• JOB:
Scan the lines below for the word "Webex". Copy each line you find it in.
#### THE RECORDS ####
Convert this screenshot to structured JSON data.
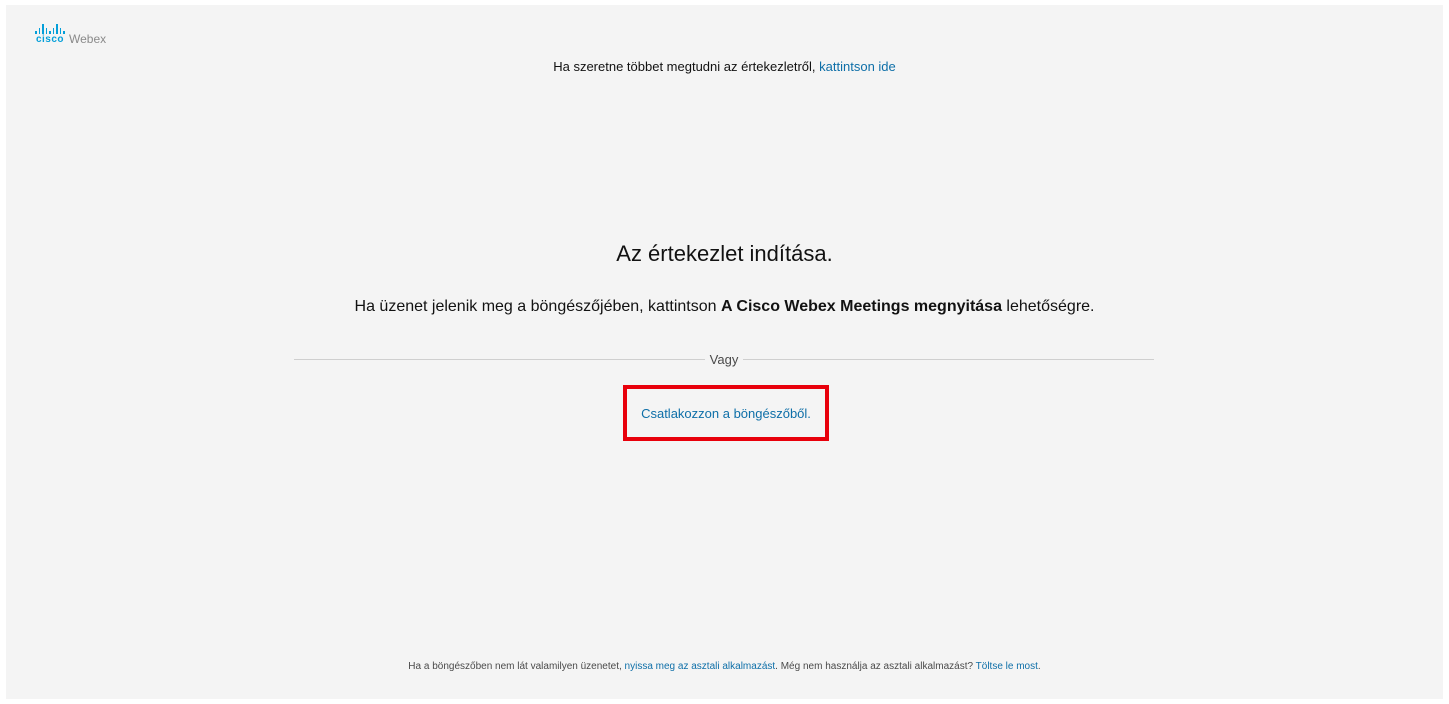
{
  "brand": {
    "cisco": "cisco",
    "product": "Webex",
    "accent_color": "#049fd9"
  },
  "top_info": {
    "text": "Ha szeretne többet megtudni az értekezletről,",
    "link": "kattintson ide"
  },
  "main": {
    "title": "Az értekezlet indítása.",
    "instruction_before": "Ha üzenet jelenik meg a böngészőjében, kattintson",
    "instruction_bold": "A Cisco Webex Meetings megnyitása",
    "instruction_after": "lehetőségre.",
    "divider_label": "Vagy",
    "join_browser_link": "Csatlakozzon a böngészőből.",
    "highlight_color": "#e8000b"
  },
  "footer": {
    "text_before": "Ha a böngészőben nem lát valamilyen üzenetet,",
    "open_app_link": "nyissa meg az asztali alkalmazást",
    "text_middle": ". Még nem használja az asztali alkalmazást?",
    "download_link": "Töltse le most",
    "text_end": "."
  }
}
####
• EXERCISE RESPONSE:
    "product": "Webex",
    "instruction_bold": "A Cisco Webex Meetings megnyitása",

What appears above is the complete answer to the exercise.